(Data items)
--------------------------------------------------

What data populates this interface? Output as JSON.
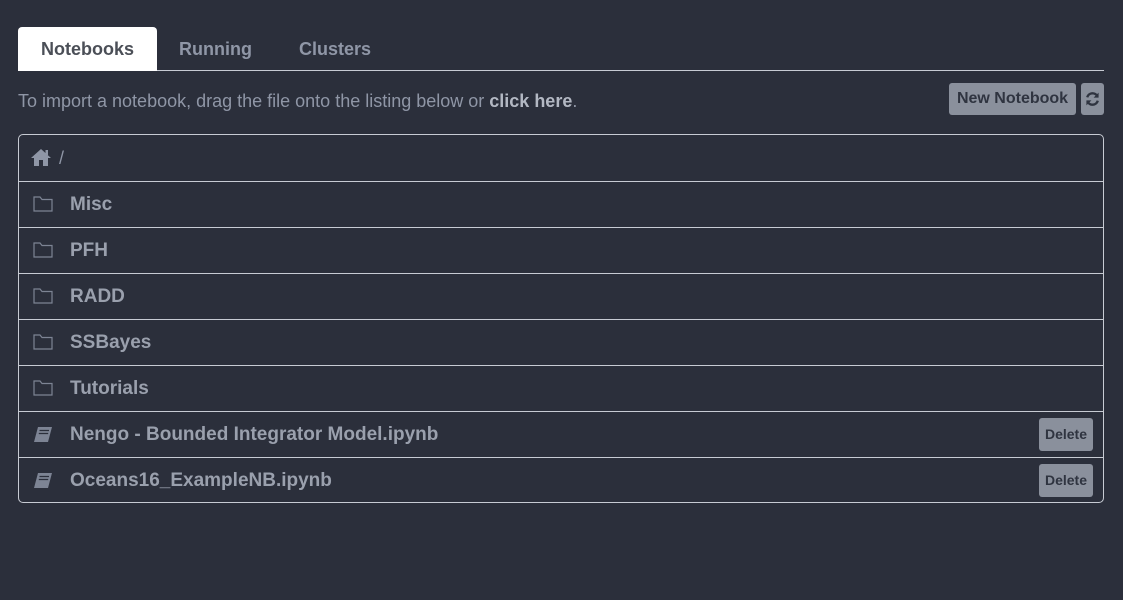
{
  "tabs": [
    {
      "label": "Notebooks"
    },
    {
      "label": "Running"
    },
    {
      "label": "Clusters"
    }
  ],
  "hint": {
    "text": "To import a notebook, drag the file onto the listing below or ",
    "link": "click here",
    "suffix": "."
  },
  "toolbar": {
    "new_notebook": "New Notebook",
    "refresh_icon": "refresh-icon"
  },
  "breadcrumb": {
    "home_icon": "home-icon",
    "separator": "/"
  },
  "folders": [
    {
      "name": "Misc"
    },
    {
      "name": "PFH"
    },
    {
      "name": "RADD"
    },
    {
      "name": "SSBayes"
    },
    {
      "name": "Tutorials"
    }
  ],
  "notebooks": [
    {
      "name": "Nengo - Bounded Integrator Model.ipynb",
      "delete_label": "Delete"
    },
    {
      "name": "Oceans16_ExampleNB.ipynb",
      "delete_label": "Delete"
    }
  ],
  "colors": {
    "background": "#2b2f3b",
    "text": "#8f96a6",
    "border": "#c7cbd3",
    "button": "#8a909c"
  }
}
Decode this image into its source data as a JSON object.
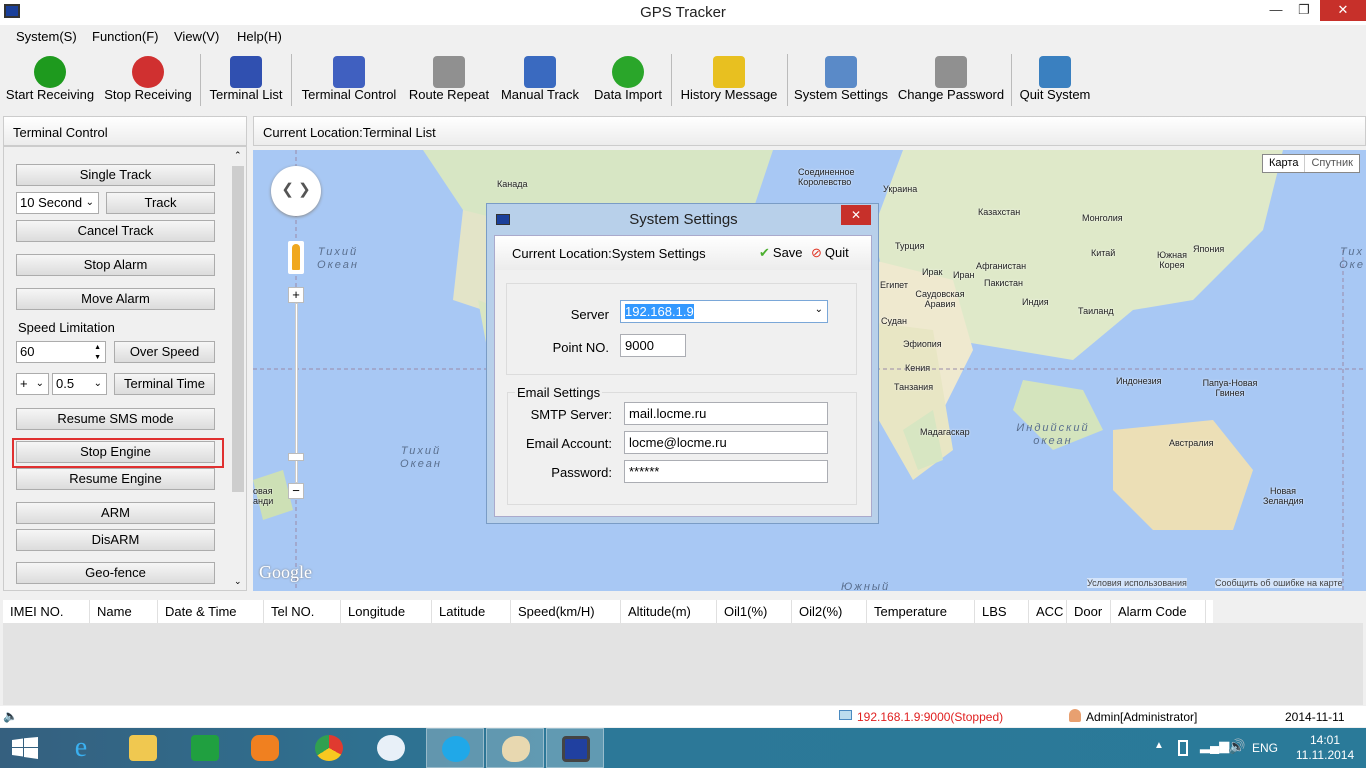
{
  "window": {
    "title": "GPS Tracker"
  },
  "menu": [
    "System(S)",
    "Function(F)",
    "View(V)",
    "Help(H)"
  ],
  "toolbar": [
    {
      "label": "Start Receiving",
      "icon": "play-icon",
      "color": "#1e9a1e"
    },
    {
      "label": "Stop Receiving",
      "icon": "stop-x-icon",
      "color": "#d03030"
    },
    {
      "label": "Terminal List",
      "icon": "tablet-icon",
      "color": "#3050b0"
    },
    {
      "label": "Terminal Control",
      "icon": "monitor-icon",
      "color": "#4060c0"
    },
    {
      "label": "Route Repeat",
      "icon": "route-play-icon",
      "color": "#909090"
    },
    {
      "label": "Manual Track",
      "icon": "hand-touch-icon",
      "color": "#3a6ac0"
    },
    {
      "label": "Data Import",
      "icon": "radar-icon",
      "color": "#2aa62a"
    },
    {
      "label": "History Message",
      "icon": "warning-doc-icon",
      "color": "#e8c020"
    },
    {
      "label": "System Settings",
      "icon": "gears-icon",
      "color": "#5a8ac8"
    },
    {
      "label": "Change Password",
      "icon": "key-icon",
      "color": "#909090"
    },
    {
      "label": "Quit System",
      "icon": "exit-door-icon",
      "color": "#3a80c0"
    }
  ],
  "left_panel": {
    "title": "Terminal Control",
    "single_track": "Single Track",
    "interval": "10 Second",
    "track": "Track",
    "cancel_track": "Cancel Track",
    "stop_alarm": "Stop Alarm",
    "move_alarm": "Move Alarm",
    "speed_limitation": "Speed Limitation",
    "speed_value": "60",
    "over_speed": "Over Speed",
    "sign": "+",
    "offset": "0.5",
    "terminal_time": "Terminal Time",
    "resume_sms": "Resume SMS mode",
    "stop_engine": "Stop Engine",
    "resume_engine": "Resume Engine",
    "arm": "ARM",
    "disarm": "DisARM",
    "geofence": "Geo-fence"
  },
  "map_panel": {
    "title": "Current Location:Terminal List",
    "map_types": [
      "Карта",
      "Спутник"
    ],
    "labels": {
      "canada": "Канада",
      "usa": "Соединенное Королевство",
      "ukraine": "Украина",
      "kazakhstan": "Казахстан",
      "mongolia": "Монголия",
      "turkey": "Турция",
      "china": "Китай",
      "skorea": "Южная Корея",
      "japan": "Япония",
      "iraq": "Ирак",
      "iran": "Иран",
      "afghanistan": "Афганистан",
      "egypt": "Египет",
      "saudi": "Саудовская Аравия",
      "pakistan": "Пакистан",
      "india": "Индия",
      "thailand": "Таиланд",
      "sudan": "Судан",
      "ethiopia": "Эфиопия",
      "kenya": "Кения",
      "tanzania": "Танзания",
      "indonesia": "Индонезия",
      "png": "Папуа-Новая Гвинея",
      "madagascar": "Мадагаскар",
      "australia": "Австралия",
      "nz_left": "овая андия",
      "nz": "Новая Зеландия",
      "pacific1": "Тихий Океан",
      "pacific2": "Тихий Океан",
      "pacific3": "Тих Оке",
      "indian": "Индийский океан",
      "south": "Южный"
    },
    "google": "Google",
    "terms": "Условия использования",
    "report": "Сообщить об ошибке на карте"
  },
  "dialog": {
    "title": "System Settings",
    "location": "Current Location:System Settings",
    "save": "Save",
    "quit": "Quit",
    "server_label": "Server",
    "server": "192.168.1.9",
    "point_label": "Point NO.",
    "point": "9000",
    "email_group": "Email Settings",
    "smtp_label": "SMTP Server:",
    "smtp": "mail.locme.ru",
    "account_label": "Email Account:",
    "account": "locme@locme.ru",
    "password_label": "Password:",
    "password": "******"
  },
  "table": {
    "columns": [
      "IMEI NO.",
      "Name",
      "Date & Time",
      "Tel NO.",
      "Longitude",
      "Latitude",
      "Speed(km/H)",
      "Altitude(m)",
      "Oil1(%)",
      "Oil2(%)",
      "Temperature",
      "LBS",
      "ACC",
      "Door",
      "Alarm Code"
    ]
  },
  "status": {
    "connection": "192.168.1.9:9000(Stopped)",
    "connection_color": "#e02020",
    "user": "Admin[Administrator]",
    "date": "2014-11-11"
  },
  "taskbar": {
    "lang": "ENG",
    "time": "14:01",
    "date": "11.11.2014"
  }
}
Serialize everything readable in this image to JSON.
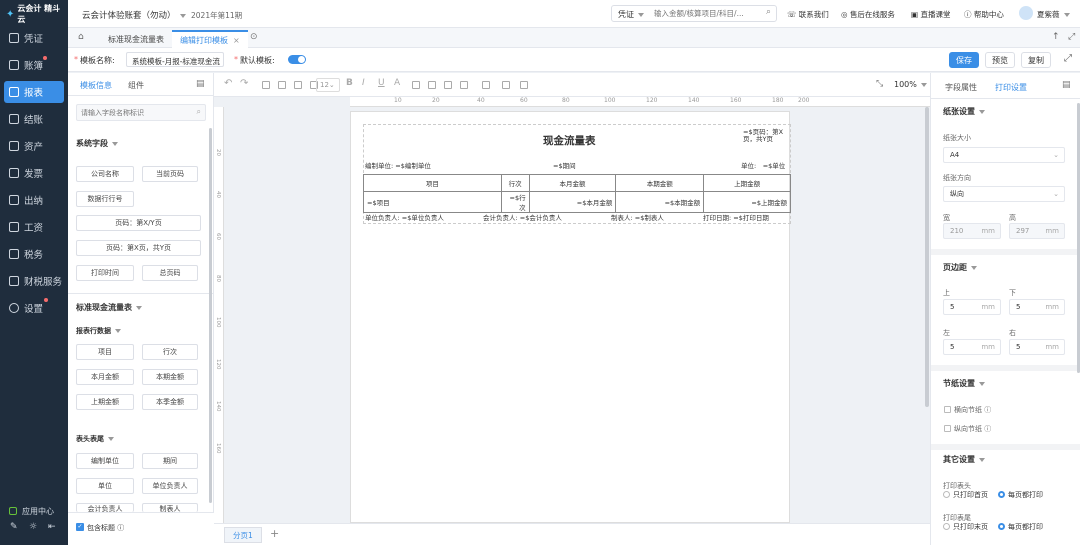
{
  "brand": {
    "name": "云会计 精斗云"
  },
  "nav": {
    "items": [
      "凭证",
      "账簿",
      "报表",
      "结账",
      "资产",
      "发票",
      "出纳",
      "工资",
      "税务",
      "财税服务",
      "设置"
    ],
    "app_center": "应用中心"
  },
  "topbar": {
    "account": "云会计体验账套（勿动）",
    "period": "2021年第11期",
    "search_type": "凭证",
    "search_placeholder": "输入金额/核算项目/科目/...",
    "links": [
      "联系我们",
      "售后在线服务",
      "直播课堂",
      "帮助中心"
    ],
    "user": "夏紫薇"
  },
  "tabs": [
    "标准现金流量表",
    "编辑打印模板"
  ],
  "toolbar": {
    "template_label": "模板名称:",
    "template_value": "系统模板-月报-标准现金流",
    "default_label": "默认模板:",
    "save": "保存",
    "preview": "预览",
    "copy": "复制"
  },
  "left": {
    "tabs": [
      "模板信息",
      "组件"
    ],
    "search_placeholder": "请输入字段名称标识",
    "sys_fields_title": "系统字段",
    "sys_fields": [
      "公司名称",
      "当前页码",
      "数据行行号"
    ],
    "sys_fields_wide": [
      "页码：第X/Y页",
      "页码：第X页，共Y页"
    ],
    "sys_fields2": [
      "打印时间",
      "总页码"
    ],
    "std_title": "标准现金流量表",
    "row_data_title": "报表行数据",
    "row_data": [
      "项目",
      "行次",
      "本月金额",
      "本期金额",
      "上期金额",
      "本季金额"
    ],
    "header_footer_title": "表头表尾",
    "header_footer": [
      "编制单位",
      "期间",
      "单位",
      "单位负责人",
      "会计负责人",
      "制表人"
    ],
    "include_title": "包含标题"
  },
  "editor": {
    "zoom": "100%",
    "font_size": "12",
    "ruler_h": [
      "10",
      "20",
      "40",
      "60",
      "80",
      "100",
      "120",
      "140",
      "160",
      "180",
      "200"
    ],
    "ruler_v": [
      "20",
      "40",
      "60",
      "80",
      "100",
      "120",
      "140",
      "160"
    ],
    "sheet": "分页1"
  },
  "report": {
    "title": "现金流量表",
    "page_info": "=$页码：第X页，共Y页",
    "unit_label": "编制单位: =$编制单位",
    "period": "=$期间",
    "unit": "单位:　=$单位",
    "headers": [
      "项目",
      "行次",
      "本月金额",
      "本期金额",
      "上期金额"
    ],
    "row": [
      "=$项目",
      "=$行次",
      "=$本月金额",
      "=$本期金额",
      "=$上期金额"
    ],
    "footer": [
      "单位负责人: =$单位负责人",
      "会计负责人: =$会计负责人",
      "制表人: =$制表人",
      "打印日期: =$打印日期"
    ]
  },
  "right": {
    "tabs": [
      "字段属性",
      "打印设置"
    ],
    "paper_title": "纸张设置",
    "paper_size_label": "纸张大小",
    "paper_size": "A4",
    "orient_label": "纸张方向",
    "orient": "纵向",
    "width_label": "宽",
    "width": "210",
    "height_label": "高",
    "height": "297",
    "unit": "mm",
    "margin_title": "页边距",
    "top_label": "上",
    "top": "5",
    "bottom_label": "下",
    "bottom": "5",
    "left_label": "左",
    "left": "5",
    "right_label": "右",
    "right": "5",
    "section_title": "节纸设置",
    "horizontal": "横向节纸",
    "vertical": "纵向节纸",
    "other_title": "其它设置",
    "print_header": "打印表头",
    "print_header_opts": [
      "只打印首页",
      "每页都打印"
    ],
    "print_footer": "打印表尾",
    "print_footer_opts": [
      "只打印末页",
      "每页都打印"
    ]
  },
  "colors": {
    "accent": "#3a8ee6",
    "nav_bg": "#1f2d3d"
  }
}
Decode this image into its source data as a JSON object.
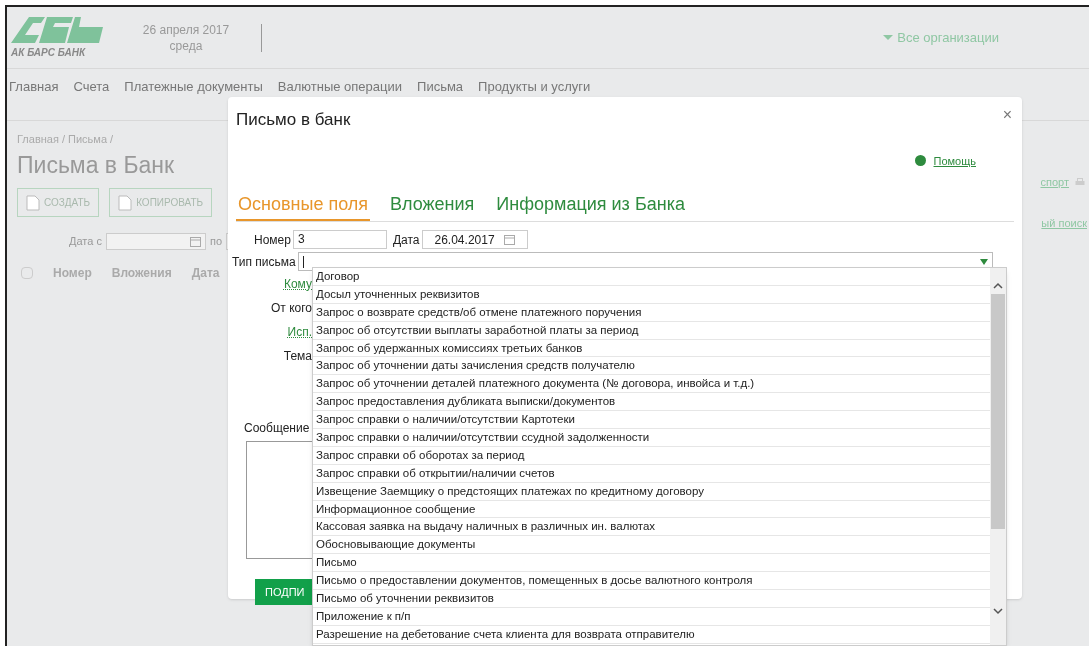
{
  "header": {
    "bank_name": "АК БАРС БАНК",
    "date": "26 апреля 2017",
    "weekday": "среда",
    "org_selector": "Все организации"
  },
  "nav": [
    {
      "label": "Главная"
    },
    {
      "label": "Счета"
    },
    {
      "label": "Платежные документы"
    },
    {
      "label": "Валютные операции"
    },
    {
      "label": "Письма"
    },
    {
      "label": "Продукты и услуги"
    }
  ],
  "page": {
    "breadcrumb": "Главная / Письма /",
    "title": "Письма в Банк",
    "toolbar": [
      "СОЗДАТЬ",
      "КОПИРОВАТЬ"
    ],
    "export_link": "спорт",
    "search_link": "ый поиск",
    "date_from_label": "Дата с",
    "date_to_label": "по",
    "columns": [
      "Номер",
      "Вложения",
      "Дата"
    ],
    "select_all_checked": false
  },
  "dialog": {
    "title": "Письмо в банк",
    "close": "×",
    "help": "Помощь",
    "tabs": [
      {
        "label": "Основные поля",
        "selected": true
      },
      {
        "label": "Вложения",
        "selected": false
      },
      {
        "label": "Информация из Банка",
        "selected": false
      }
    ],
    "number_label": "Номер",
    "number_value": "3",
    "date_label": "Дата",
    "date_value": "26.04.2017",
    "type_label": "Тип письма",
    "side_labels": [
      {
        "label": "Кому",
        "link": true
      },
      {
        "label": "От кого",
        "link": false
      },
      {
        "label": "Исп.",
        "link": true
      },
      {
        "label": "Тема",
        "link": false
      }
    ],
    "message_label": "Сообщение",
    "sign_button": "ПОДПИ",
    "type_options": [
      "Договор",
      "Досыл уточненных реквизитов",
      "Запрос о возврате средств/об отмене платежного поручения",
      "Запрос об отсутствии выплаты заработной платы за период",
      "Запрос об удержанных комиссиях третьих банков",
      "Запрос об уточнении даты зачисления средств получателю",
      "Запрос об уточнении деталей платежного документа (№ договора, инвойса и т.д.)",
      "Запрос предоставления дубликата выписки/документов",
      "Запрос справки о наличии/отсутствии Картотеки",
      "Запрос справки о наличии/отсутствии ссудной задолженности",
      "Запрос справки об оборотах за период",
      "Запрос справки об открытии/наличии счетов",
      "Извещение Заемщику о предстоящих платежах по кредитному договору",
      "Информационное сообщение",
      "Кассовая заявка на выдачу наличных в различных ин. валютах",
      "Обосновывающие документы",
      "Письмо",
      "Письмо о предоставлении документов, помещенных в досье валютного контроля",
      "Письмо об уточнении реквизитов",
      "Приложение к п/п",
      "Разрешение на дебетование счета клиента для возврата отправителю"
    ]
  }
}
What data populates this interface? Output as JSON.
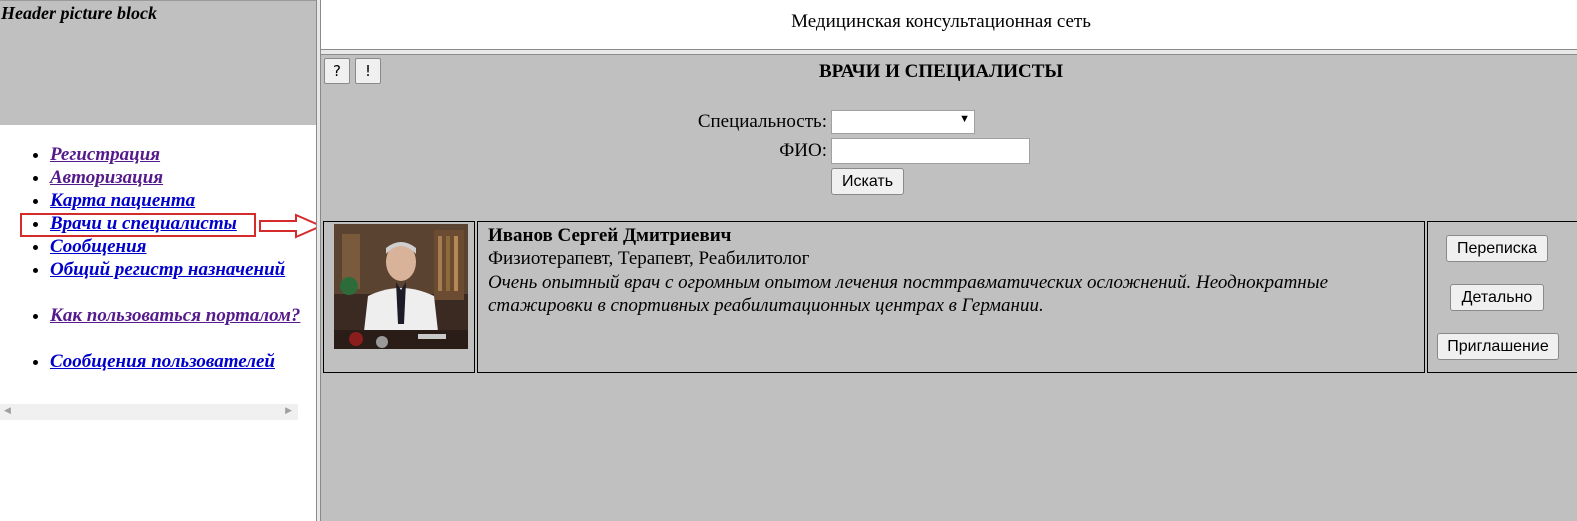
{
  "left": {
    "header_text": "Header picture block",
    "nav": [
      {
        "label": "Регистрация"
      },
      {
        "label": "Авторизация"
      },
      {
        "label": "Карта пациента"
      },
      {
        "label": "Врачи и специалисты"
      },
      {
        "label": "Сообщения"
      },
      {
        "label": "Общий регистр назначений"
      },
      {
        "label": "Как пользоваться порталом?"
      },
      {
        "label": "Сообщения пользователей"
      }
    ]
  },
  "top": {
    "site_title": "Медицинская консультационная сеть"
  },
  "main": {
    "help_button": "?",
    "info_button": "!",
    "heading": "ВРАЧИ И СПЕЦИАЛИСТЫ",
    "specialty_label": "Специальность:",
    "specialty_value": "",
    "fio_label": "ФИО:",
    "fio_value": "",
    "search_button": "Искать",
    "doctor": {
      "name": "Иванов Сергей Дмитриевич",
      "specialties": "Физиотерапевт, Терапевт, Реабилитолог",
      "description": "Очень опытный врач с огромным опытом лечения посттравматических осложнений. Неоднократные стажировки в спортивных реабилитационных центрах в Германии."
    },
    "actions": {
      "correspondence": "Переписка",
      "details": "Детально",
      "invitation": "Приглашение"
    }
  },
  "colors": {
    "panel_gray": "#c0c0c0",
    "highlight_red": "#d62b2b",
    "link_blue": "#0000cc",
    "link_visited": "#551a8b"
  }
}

--------------------------------------------------

**Task to complete**
Copy down every line of the material above that includes the string "locme".

**Expected output**
    "smtp": "mail.locme.ru",
    "account": "locme@locme.ru",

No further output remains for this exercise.